## Extract

Paranjothi (), popularly known as Sirruthondar was an army general of the great Pallava king Narasimavarman I who ruled South India from 630–668 CE. He also led the Pallava army during the invasion of Vatapi in 642 CE. In the later years of his life, Paranjothi gave up violence and became a wandering Saivite monk, Sirruthonda nayanar. He is venerated as one of the 63 Nayanmars.

Early life 
Paranjothi, was born in Chengattankudi (now Thiruchenkkatukudi) village of Nagapattinam district, Tamil Nadu during the 7th century AD. Tamil Nadu was ruled by Mahendravarman I of the Pallava dynasty with Kanchipuram as its capital. Paranjothi, who had mastered the art of war moves to Kanchipuram to learn literature and saivite scriptures, Kanchipuram was then a renowned knowledge capital in India.

Conquest of Vatapi 
King Mahendravarman I, impressed by the courage and valour of Paranjothi appointed him as a commander in his army. After the death of Mahendravarman in 630 CE, his son Narasimavarman became the ruler of the Pallava dynasty and Paranjothi became his army general. Paranjothi was also a close friend of king Narasimavarman. Paranjothi as a trusted general of Narasimavarman, lead his forces to Vatapi in 642 CE for war against the Chalukya king, Pulakeshin. Pulakeshin was killed in the battle and Vatapi was burnt to ground to avenge the defeat of Mahendravarman by Pulakeshin in the battle of Pullalur in 618 CE.

## Data

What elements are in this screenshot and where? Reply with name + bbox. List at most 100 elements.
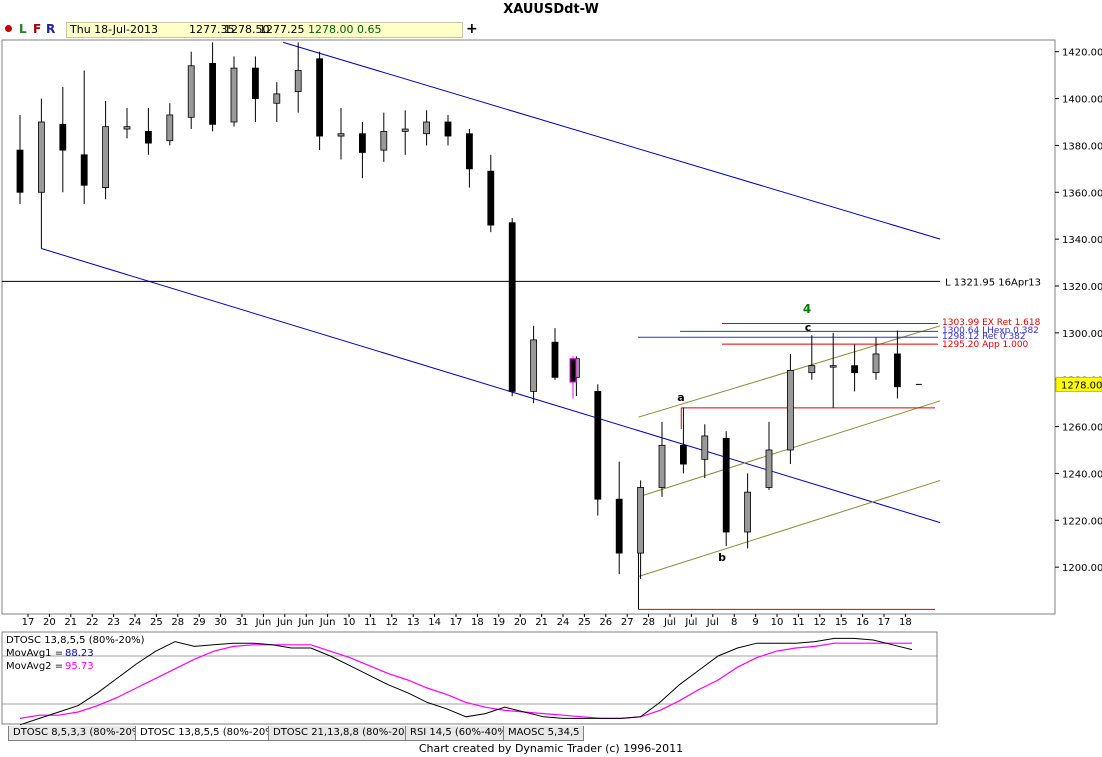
candle-body [658,444,666,488]
wave-label-c: c [805,321,812,334]
level-label-ret: 1298.12 Ret 0.382 [942,332,1026,342]
f-button[interactable]: F [33,22,42,36]
x-tick-label: 28 [642,617,655,628]
candle-body [187,65,195,118]
y-tick-label: 1320.00 [1062,282,1102,293]
info-change: 0.65 [357,23,382,36]
y-tick-label: 1240.00 [1062,469,1102,480]
x-tick-label: 17 [22,617,35,628]
info-open: 1277.35 [189,23,235,36]
movavg2-label: MovAvg2 = [6,661,63,672]
candle-body [808,365,816,374]
candle-body [829,365,837,368]
candle-body [851,365,858,374]
x-tick-label: 31 [236,617,249,628]
x-tick-label: 12 [813,617,826,628]
x-tick-label: 18 [471,617,484,628]
candle-body [337,133,345,137]
wave-label-4: 4 [803,302,811,316]
movavg2-line [19,642,912,720]
level-label-app: 1295.20 App 1.000 [942,340,1029,350]
x-tick-label: 25 [578,617,591,628]
tab-dtosc-8[interactable]: DTOSC 8,5,3,3 (80%-20%) [8,726,151,741]
indicator-tabs: DTOSC 8,5,3,3 (80%-20%) DTOSC 13,8,5,5 (… [0,726,1102,742]
chart-title: XAUUSDdt-W [503,2,599,17]
x-tick-label: 16 [856,617,869,628]
x-tick-label: 11 [792,617,805,628]
movavg1-label: MovAvg1 = [6,648,63,659]
x-tick-label: 26 [599,617,612,628]
x-tick-label: 10 [343,617,356,628]
r-button[interactable]: R [46,22,56,36]
x-tick-label: 20 [514,617,527,628]
channel-upper-line [283,41,941,240]
level-label-ex-ret: 1303.99 EX Ret 1.618 [942,318,1041,328]
x-tick-label: 12 [385,617,398,628]
l-button[interactable]: L [19,22,27,36]
y-tick-label: 1360.00 [1062,188,1102,199]
tab-dtosc-13[interactable]: DTOSC 13,8,5,5 (80%-20%) [135,726,284,741]
info-close: 1278.00 [308,23,354,36]
y-tick-label: 1200.00 [1062,563,1102,574]
candle-body [787,369,794,451]
price-pane-frame [1,39,1056,615]
tab-rsi[interactable]: RSI 14,5 (60%-40%) [405,726,516,741]
x-tick-label: 15 [835,617,848,628]
footer-credit: Chart created by Dynamic Trader (c) 1996… [418,742,684,755]
x-tick-label: 9 [752,617,758,628]
level-label-l: L 1321.95 16Apr13 [945,277,1041,288]
x-tick-label: 19 [492,617,505,628]
candle-body [358,133,366,153]
tab-maosc[interactable]: MAOSC 5,34,5 [503,726,585,741]
x-tick-label: 22 [86,617,99,628]
candle-body [444,121,452,137]
x-tick-label: 17 [878,617,891,628]
candle-body [294,70,302,92]
candle-body [594,391,602,500]
candle-body [230,67,238,123]
x-tick-label: 28 [171,617,184,628]
indicator-name: DTOSC 13,8,5,5 (80%-20%) [6,635,145,646]
channel-lower-line [41,248,941,524]
x-tick-label: Jul [663,617,676,628]
last-price-label: 1278.00 [1061,380,1102,391]
y-tick-label: 1340.00 [1062,235,1102,246]
y-tick-label: 1300.00 [1062,329,1102,340]
x-tick-label: 11 [364,617,377,628]
candle-body [380,130,388,151]
candle-body [680,444,687,465]
candle-body [251,67,259,99]
x-tick-label: 8 [731,617,737,628]
candle-body [487,170,495,226]
add-icon[interactable]: + [466,21,478,37]
x-tick-label: 29 [193,617,206,628]
movavg1-value: 88.23 [65,648,94,659]
record-dot-icon[interactable] [5,25,12,32]
x-tick-label: Jul [684,617,697,628]
x-tick-label: 20 [43,617,56,628]
candle-body [508,222,516,392]
candle-body [551,341,559,378]
x-tick-label: 18 [899,617,912,628]
candle-body [765,449,773,488]
tab-dtosc-21[interactable]: DTOSC 21,13,8,8 (80%-20%) [268,726,423,741]
x-tick-label: Jun [255,617,272,628]
candle-body [615,498,623,554]
candle-body [872,353,880,374]
candle-body [316,58,324,137]
wave-label-b: b [718,551,726,564]
y-tick-label: 1400.00 [1062,95,1102,106]
candle-body [722,437,730,533]
x-tick-label: Jun [276,617,293,628]
candle-body [701,435,709,460]
x-tick-label: 17 [450,617,463,628]
level-label-lhexp: 1300.64 LHexp 0.382 [942,326,1039,336]
candle-body [123,126,131,130]
x-tick-label: 23 [107,617,120,628]
candle-body [59,123,67,151]
highlight-candle-body [569,358,577,383]
last-price-tag [1055,376,1102,392]
x-tick-label: Jun [319,617,336,628]
y-tick-label: 1420.00 [1062,48,1102,59]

## Problems and tasks
**a)** In the extract on Paranjothi, copy word for word the passage that begins at "Paranjothi (), popularly" and ends after "capital in India.".
**b)** Write the next part of the text on Paranjothi, picking up after its final sentence.

## Expected outputs
**a)**
Paranjothi (), popularly known as Sirruthondar was an army general of the great Pallava king Narasimavarman I who ruled South India from 630–668 CE. He also led the Pallava army during the invasion of Vatapi in 642 CE. In the later years of his life, Paranjothi gave up violence and became a wandering Saivite monk, Sirruthonda nayanar. He is venerated as one of the 63 Nayanmars.

Early life 
Paranjothi, was born in Chengattankudi (now Thiruchenkkatukudi) village of Nagapattinam district, Tamil Nadu during the 7th century AD. Tamil Nadu was ruled by Mahendravarman I of the Pallava dynasty with Kanchipuram as its capital. Paranjothi, who had mastered the art of war moves to Kanchipuram to learn literature and saivite scriptures, Kanchipuram was then a renowned knowledge capital in India.

**b)**
Vatapi Ganapathi 
During the dawn of war, Paranjothi worshipped a Ganesha sculpture on the walls of Vatapi fort. On the return from the victorious battlefield, he took the statue of Ganesha to his birthplace Tiruchenkattankudi to be worshipped as Vatapi Ganapathi. The statue and shrine to Vathapi Ganapathi is located in a temple in Tiruchenkattankudi in Nagapattinam  district in the Tamil Nadu state of India.

Sirutthondar 
On the victorious battle field Paranjothi underwent a change of heart and devoted himself to Lord Shiva. Paranjothi became an ardent devotee of Lord Siva and was then called as Thiirutthondar. He later became one of 63 Nayanmar Saints. Thirutthondar's life and devotion are narrated in Sekkizhar's Periya Puranam.

In Popular Culture
Paranjothi is one of the prominent characters in Tamil historical fiction novel Sivagamiyin Sapatham by Kalki Krishnamurthy. This talks about the young years of Pranjothi where he raises in the ranks of the Pallava army and becomes the army general, his deeds in securing the Kachi fort from the imminent Vatapi invasion, his war on Vatapi Pulikesi and his eventual win over the Chalukyas.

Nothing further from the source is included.